▶ The problem
Select every line below containing the word "عوانة".

+++ Stored rows

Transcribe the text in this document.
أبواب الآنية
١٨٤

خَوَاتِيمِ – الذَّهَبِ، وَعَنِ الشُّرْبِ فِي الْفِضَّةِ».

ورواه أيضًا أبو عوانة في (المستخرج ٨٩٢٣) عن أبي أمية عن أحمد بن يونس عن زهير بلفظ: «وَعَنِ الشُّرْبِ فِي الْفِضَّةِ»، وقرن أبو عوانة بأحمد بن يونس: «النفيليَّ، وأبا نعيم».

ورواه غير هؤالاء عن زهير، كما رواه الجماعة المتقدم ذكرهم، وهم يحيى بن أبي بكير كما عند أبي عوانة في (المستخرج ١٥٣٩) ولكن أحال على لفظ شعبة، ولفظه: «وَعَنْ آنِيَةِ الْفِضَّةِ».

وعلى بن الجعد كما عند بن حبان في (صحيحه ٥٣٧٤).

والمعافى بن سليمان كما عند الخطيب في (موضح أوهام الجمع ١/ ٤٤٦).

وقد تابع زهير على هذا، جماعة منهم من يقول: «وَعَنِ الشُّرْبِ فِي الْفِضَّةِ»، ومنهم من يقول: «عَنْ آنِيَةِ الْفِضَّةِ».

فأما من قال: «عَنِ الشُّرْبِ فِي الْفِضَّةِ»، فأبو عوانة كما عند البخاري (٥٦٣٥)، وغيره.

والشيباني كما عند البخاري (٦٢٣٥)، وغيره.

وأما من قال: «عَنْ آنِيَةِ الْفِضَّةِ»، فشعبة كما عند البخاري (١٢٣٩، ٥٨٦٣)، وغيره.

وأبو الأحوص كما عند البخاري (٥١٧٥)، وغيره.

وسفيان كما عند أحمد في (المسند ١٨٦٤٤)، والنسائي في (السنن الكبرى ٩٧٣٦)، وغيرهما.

++++++
+++ Stored rows

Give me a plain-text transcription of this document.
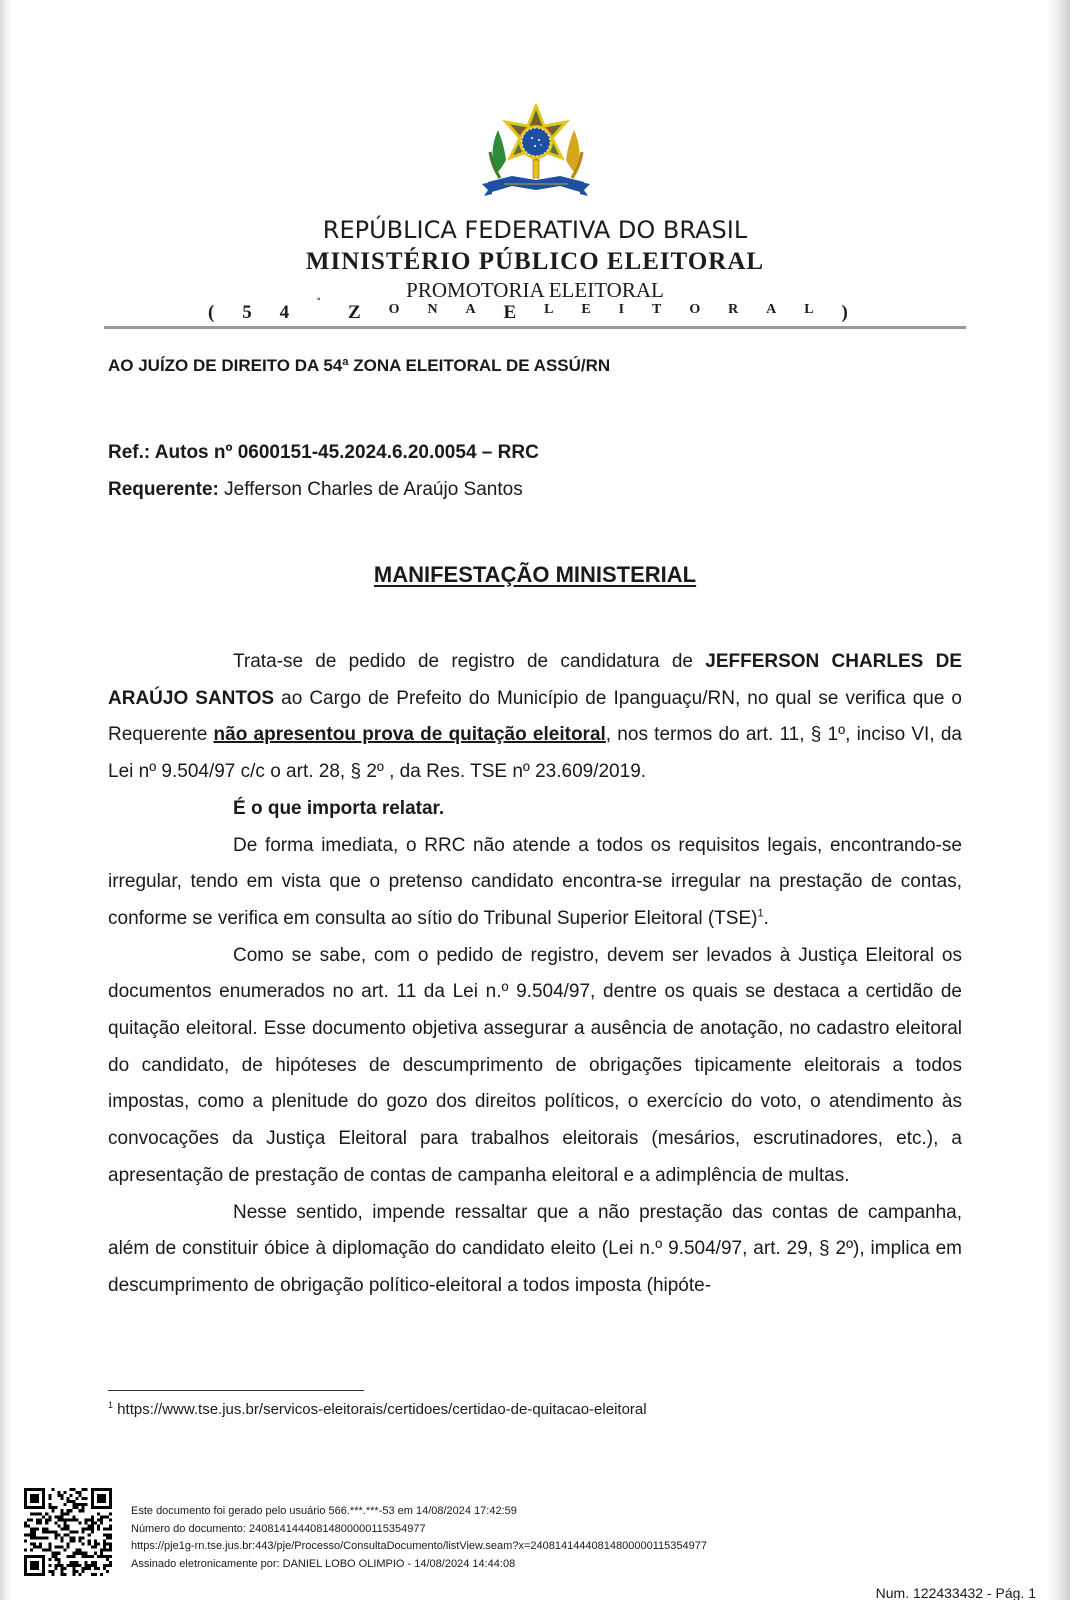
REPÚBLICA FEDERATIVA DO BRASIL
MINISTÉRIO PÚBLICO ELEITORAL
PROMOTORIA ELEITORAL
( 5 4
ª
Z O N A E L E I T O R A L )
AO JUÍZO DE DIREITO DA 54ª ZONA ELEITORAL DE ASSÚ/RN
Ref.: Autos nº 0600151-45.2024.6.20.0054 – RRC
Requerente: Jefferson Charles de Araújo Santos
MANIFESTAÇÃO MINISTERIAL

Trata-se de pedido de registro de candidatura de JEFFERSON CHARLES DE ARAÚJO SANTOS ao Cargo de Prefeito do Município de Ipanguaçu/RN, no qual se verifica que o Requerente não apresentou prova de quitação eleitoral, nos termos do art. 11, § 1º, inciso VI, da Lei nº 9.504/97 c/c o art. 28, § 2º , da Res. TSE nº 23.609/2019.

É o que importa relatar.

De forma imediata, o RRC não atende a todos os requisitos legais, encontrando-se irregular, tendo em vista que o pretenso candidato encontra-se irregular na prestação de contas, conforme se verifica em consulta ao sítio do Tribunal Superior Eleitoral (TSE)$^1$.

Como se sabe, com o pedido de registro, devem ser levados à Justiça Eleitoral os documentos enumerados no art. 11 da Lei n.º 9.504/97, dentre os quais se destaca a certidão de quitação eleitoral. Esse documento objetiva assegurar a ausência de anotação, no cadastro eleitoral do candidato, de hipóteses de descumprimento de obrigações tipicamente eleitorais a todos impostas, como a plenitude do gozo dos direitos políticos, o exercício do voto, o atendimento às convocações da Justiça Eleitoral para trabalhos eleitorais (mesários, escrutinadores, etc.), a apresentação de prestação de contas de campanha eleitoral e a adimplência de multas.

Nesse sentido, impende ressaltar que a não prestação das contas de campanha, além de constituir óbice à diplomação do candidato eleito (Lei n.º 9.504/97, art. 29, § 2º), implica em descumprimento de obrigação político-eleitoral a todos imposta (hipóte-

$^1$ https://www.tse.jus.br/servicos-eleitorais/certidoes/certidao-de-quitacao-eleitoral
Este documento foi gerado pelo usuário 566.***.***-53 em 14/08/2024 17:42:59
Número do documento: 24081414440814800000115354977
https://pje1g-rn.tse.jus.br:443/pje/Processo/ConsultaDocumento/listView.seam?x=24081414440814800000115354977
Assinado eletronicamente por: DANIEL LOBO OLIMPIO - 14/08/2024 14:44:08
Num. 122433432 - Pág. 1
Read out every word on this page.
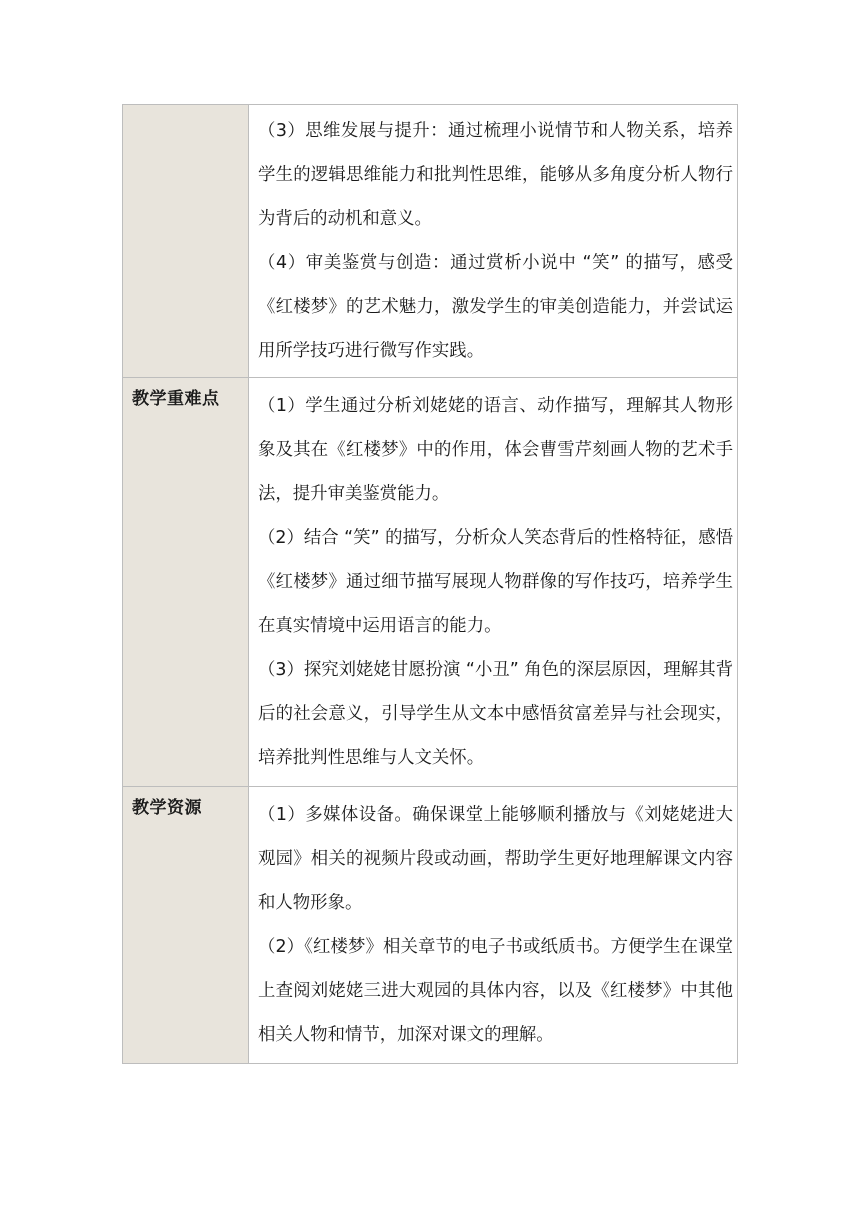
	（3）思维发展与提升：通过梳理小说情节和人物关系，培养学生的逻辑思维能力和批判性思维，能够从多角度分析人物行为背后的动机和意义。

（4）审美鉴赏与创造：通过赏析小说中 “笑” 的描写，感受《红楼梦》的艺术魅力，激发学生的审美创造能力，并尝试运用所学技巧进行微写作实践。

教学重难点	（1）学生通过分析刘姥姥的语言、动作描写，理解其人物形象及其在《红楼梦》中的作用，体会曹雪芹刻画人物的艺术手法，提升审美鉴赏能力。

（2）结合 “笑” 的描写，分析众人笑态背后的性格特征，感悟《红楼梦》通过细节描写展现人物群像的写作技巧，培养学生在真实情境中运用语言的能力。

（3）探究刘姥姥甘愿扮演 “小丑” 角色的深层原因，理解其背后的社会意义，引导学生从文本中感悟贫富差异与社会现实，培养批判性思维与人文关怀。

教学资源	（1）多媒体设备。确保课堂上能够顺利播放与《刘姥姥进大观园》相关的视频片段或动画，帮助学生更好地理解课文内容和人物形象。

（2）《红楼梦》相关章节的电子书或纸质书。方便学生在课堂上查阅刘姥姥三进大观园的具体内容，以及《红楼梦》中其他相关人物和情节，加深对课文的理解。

++++++
+++ Stored rows

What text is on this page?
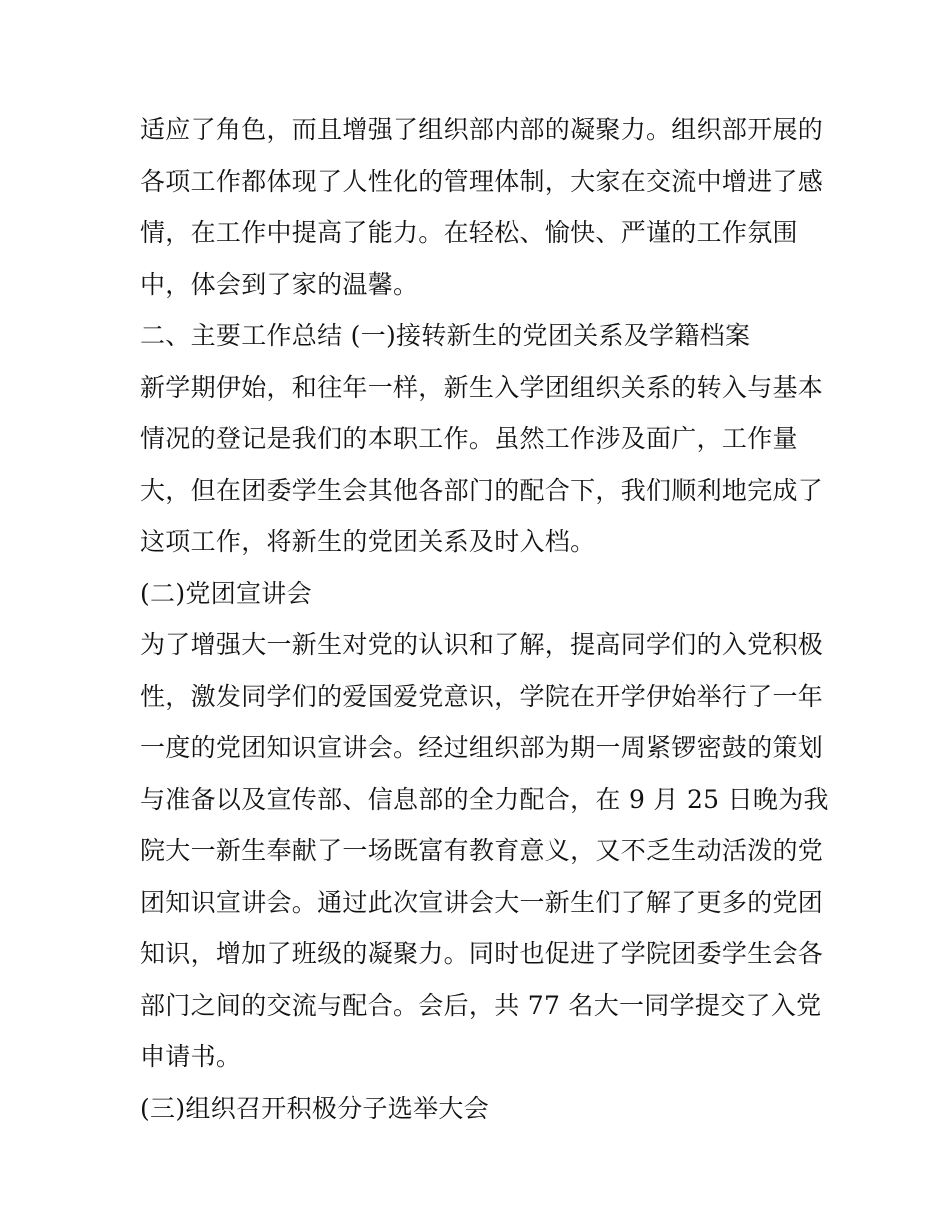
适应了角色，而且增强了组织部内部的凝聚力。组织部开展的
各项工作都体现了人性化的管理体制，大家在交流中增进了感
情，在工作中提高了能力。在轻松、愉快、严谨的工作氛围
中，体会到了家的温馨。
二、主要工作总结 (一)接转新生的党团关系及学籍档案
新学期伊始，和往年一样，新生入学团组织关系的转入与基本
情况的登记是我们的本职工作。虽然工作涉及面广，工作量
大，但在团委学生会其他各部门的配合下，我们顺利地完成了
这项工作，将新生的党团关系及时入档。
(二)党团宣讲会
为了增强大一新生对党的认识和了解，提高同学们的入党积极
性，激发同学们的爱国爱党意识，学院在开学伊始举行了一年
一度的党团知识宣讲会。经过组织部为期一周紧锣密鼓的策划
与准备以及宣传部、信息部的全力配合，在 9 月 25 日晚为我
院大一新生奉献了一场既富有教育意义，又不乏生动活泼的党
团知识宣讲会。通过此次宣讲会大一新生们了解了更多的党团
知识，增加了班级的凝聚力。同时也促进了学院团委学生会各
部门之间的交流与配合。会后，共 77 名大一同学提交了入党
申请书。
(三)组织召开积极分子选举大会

++++++

▶ Output for this exercise
ورواه أيضًا أبو عوانة في (المستخرج ٨٩٢٣) عن أبي أمية عن أحمد بن يونس عن زهير بلفظ: «وَعَنِ الشُّرْبِ فِي الْفِضَّةِ»، وقرن أبو عوانة بأحمد بن يونس: «النفيليَّ، وأبا نعيم».
ورواه غير هؤالاء عن زهير، كما رواه الجماعة المتقدم ذكرهم، وهم يحيى بن أبي بكير كما عند أبي عوانة في (المستخرج ١٥٣٩) ولكن أحال على لفظ شعبة، ولفظه: «وَعَنْ آنِيَةِ الْفِضَّةِ».
فأما من قال: «عَنِ الشُّرْبِ فِي الْفِضَّةِ»، فأبو عوانة كما عند البخاري (٥٦٣٥)، وغيره.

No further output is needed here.